Given instruction>
Please reproduce every record below line by line, keeping each character unchanged.

※ ※ ※

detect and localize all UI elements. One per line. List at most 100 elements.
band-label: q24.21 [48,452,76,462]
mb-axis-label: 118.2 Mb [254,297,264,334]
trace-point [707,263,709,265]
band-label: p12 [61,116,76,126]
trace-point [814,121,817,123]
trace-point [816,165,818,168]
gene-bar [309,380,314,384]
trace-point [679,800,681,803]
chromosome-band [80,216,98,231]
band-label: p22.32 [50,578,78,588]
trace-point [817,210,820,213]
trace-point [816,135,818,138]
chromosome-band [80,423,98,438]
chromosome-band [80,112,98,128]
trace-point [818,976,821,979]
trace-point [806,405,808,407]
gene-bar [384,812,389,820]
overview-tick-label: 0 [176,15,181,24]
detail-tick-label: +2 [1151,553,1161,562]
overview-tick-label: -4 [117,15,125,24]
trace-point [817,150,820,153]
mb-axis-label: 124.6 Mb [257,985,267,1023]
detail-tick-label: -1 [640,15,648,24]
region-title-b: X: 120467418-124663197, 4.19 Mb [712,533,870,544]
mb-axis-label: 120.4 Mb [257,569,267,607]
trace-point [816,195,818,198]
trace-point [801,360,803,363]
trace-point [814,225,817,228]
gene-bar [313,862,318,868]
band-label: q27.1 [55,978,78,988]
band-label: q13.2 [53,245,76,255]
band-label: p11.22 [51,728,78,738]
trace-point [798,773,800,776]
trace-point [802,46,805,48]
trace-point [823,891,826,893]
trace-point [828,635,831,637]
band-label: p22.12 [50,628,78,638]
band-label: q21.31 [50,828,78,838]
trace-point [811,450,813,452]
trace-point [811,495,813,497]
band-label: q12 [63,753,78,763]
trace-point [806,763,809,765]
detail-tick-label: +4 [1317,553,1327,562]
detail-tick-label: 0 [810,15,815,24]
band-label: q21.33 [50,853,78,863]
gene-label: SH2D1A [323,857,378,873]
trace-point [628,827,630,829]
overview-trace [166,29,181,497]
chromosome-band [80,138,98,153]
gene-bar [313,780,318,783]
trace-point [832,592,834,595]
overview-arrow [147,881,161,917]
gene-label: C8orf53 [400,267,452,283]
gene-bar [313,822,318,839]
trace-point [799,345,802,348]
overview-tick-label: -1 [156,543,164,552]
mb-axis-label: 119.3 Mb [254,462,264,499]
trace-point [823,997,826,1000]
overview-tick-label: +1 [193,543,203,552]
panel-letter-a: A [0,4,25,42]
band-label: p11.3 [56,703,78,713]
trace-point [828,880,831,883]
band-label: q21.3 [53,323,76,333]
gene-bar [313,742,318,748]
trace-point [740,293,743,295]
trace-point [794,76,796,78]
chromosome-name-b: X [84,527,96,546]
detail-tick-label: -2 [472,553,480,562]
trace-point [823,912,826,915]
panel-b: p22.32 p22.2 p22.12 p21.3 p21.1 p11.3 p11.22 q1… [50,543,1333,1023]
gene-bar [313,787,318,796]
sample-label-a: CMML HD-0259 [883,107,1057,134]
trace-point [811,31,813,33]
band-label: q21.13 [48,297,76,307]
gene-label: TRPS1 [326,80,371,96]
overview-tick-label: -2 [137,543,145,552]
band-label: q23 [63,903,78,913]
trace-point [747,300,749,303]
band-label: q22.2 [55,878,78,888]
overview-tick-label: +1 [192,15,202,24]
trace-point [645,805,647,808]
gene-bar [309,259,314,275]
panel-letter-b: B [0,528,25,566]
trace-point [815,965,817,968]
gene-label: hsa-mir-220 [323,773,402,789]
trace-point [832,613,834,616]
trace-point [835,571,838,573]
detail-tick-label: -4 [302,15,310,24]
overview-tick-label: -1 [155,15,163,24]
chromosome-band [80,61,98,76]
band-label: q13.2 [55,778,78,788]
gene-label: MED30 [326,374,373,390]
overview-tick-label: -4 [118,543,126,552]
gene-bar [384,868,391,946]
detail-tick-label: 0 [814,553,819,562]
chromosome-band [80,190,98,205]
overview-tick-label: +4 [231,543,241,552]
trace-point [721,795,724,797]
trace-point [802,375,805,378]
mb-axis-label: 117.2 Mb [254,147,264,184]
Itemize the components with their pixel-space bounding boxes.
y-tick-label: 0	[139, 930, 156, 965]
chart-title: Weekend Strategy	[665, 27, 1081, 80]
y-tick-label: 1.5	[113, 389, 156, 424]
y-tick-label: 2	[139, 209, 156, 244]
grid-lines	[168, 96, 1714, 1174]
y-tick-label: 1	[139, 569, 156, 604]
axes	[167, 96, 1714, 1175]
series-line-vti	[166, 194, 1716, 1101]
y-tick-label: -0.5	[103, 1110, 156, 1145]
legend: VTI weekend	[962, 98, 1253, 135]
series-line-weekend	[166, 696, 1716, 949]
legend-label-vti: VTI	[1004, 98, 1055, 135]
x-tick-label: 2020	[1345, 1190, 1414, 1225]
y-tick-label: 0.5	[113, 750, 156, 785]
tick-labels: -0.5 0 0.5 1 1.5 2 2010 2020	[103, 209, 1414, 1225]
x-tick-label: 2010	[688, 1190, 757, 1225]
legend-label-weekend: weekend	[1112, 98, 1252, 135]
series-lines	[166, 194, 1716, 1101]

※ ※ ※

Result>
detect and localize all UI elements. One per line. List at most 100 elements.
band-label: q24.21 [48,452,76,462]
mb-axis-label: 118.2 Mb [254,297,264,334]
trace-point [707,263,709,265]
band-label: p12 [61,116,76,126]
trace-point [814,121,817,123]
trace-point [816,165,818,168]
gene-bar [309,380,314,384]
trace-point [679,800,681,803]
chromosome-band [80,216,98,231]
band-label: p22.32 [50,578,78,588]
trace-point [817,210,820,213]
trace-point [816,135,818,138]
chromosome-band [80,423,98,438]
chromosome-band [80,112,98,128]
trace-point [818,976,821,979]
trace-point [806,405,808,407]
gene-bar [384,812,389,820]
overview-tick-label: 0 [176,15,181,24]
detail-tick-label: +2 [1151,553,1161,562]
overview-tick-label: -4 [117,15,125,24]
trace-point [817,150,820,153]
mb-axis-label: 124.6 Mb [257,985,267,1023]
detail-tick-label: -1 [640,15,648,24]
region-title-b: X: 120467418-124663197, 4.19 Mb [712,533,870,544]
mb-axis-label: 120.4 Mb [257,569,267,607]
trace-point [816,195,818,198]
trace-point [801,360,803,363]
trace-point [814,225,817,228]
gene-bar [313,862,318,868]
band-label: q27.1 [55,978,78,988]
band-label: q13.2 [53,245,76,255]
band-label: p11.22 [51,728,78,738]
trace-point [798,773,800,776]
trace-point [802,46,805,48]
trace-point [823,891,826,893]
trace-point [828,635,831,637]
band-label: p22.12 [50,628,78,638]
band-label: q21.31 [50,828,78,838]
trace-point [811,450,813,452]
trace-point [811,495,813,497]
band-label: q12 [63,753,78,763]
trace-point [806,763,809,765]
detail-tick-label: +4 [1317,553,1327,562]
detail-tick-label: 0 [810,15,815,24]
band-label: q21.33 [50,853,78,863]
gene-label: SH2D1A [323,857,378,873]
trace-point [628,827,630,829]
overview-trace [166,29,181,497]
chromosome-band [80,138,98,153]
gene-bar [313,780,318,783]
trace-point [832,592,834,595]
overview-arrow [147,881,161,917]
gene-label: C8orf53 [400,267,452,283]
gene-bar [313,822,318,839]
trace-point [799,345,802,348]
overview-tick-label: -1 [156,543,164,552]
mb-axis-label: 119.3 Mb [254,462,264,499]
trace-point [823,997,826,1000]
overview-tick-label: +1 [193,543,203,552]
panel-letter-a: A [0,4,25,42]
band-label: p11.3 [56,703,78,713]
trace-point [828,880,831,883]
band-label: q21.3 [53,323,76,333]
gene-bar [313,742,318,748]
trace-point [740,293,743,295]
trace-point [794,76,796,78]
chromosome-name-b: X [84,527,96,546]
detail-tick-label: -2 [472,553,480,562]
trace-point [823,912,826,915]
panel-b: p22.32 p22.2 p22.12 p21.3 p21.1 p11.3 p11.22 q1… [50,543,1333,1023]
gene-bar [313,787,318,796]
sample-label-a: CMML HD-0259 [883,107,1057,134]
trace-point [811,31,813,33]
band-label: q21.13 [48,297,76,307]
gene-label: TRPS1 [326,80,371,96]
overview-tick-label: -2 [137,543,145,552]
band-label: q23 [63,903,78,913]
trace-point [747,300,749,303]
band-label: q22.2 [55,878,78,888]
overview-tick-label: +1 [192,15,202,24]
trace-point [645,805,647,808]
gene-bar [309,259,314,275]
panel-letter-b: B [0,528,25,566]
trace-point [815,965,817,968]
gene-label: hsa-mir-220 [323,773,402,789]
trace-point [832,613,834,616]
trace-point [835,571,838,573]
detail-tick-label: -4 [302,15,310,24]
overview-tick-label: -1 [155,15,163,24]
chromosome-band [80,61,98,76]
band-label: q13.2 [55,778,78,788]
gene-label: MED30 [326,374,373,390]
overview-tick-label: -4 [118,543,126,552]
gene-bar [384,868,391,946]
detail-tick-label: 0 [814,553,819,562]
chromosome-band [80,190,98,205]
overview-tick-label: +4 [231,543,241,552]
trace-point [721,795,724,797]
trace-point [802,375,805,378]
mb-axis-label: 117.2 Mb [254,147,264,184]
Itemize the components with their pixel-space bounding boxes.
y-tick-label: 0	[139, 930, 156, 965]
chart-title: Weekend Strategy	[665, 27, 1081, 80]
y-tick-label: 1.5	[113, 389, 156, 424]
y-tick-label: 2	[139, 209, 156, 244]
grid-lines	[168, 96, 1714, 1174]
y-tick-label: 1	[139, 569, 156, 604]
axes	[167, 96, 1714, 1175]
series-line-vti	[166, 194, 1716, 1101]
y-tick-label: -0.5	[103, 1110, 156, 1145]
legend: VTI weekend	[962, 98, 1253, 135]
series-line-weekend	[166, 696, 1716, 949]
legend-label-vti: VTI	[1004, 98, 1055, 135]
x-tick-label: 2020	[1345, 1190, 1414, 1225]
y-tick-label: 0.5	[113, 750, 156, 785]
tick-labels: -0.5 0 0.5 1 1.5 2 2010 2020	[103, 209, 1414, 1225]
x-tick-label: 2010	[688, 1190, 757, 1225]
legend-label-weekend: weekend	[1112, 98, 1252, 135]
series-lines	[166, 194, 1716, 1101]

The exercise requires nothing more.